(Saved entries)

::::::

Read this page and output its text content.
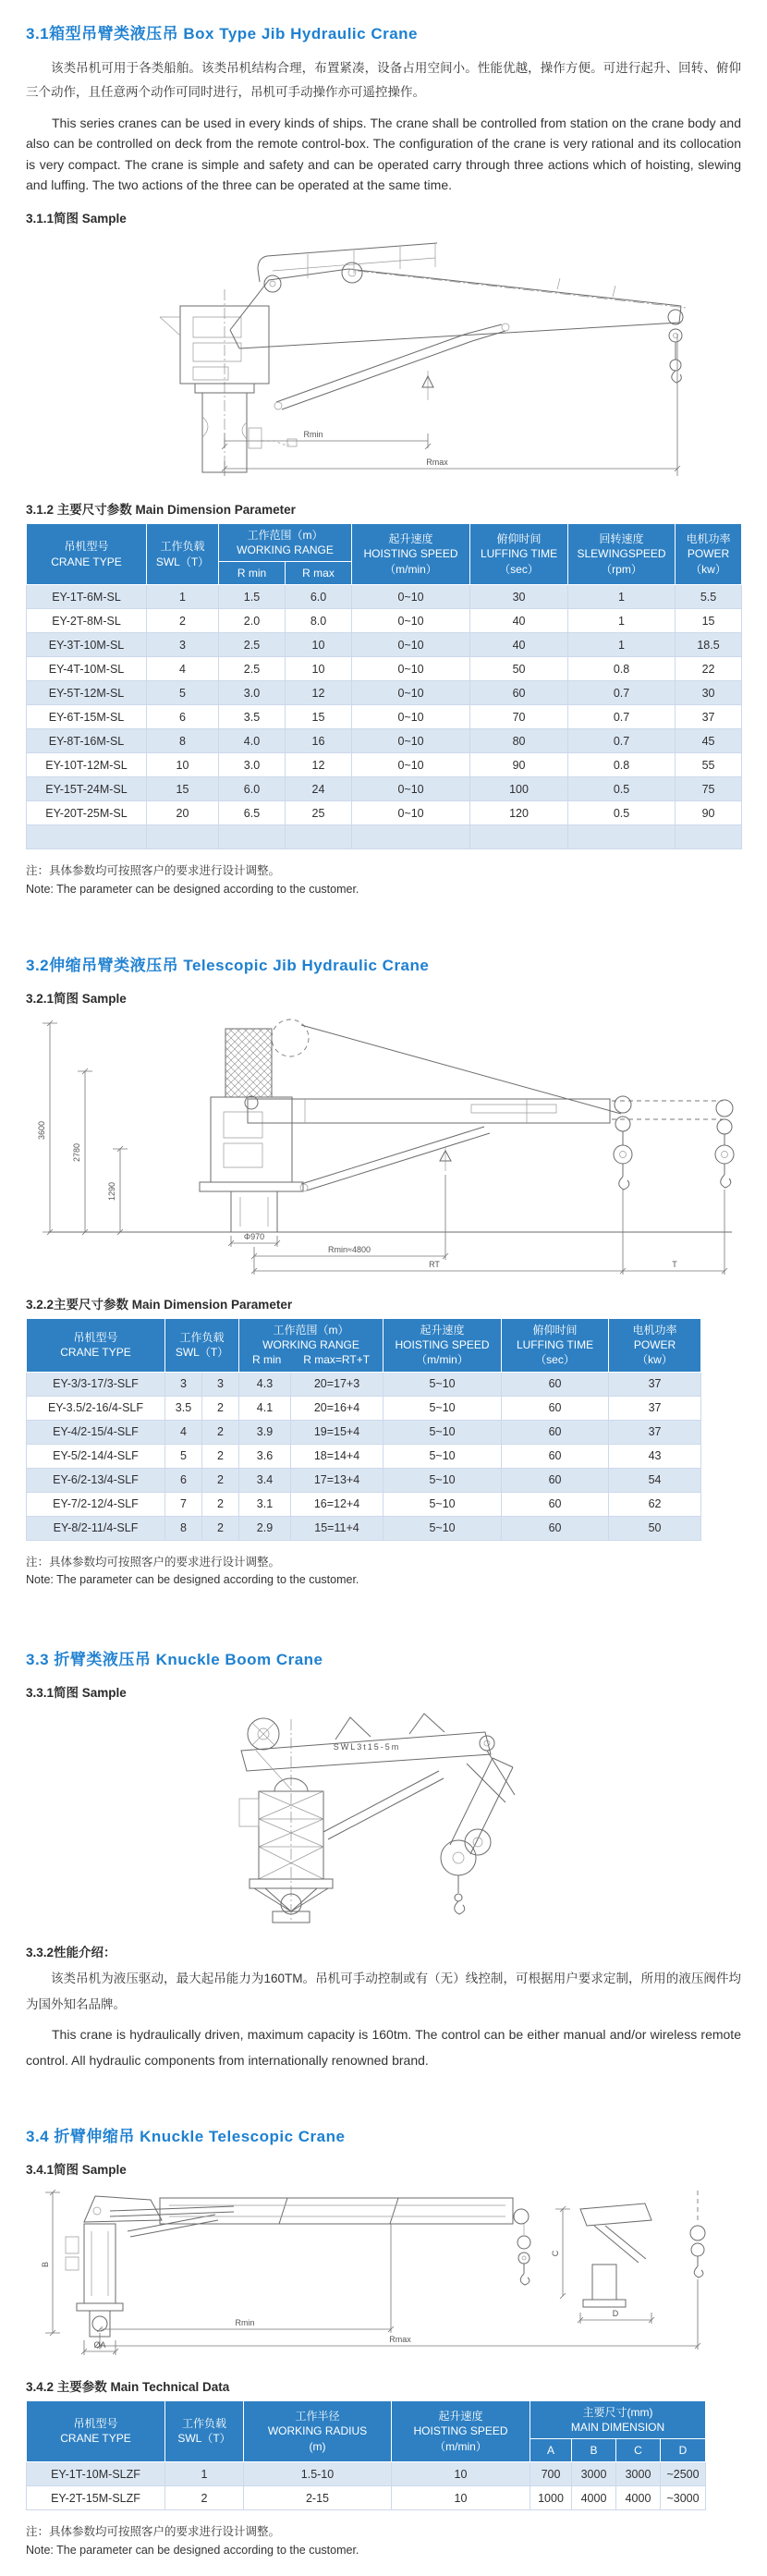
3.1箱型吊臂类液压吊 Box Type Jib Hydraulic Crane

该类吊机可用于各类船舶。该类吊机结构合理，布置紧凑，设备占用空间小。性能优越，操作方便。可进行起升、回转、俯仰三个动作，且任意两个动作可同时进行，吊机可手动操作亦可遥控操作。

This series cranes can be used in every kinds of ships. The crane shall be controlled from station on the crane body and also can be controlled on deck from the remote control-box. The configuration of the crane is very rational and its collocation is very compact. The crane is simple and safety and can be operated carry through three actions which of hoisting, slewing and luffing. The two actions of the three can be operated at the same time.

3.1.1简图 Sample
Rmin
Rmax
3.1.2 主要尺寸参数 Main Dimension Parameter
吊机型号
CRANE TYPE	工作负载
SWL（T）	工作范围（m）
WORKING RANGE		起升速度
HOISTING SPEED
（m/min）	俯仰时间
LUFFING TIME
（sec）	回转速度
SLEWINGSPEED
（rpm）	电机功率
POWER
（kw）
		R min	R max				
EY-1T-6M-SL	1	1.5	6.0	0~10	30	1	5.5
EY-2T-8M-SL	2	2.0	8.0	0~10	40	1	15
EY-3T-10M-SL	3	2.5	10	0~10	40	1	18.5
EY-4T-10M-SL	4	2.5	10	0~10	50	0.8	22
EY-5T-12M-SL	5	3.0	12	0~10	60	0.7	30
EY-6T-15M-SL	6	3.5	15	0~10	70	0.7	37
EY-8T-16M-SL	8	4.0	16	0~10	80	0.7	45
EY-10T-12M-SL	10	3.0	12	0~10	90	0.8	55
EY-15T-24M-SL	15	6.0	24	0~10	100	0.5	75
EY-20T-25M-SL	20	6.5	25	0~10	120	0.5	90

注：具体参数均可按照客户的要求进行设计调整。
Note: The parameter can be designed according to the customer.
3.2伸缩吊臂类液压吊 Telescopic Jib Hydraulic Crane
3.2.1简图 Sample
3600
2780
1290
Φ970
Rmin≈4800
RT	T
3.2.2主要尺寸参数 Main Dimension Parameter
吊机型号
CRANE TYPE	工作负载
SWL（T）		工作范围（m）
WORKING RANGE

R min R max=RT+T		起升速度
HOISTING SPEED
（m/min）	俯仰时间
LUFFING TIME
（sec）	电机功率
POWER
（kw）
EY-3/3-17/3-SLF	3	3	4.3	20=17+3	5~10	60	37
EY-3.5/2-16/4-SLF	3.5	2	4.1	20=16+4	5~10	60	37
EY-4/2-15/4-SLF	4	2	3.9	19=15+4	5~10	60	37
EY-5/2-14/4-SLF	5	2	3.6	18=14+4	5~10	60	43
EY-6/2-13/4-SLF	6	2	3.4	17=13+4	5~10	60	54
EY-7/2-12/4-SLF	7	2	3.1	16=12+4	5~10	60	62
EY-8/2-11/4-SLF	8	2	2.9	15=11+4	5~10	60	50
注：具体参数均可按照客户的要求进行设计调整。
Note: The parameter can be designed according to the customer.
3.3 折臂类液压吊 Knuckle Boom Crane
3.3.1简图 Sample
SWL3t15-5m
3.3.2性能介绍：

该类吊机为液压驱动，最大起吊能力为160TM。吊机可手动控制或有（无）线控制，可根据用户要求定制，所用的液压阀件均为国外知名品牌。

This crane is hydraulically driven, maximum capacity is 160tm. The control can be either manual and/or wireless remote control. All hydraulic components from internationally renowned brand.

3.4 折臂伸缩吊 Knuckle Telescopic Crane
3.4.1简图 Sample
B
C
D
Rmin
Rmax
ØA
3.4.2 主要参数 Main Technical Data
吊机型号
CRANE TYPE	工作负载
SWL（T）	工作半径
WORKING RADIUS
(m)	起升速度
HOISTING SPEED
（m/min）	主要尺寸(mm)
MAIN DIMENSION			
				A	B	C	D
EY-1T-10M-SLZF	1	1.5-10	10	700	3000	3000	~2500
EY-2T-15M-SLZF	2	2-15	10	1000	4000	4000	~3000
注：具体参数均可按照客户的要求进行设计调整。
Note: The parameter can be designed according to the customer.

::::::

» Exercise task: Collect the complete line wherever the string "WORKING" appears in the records.

» Complete response:
WORKING RANGE		起升速度
WORKING RANGE
WORKING RADIUS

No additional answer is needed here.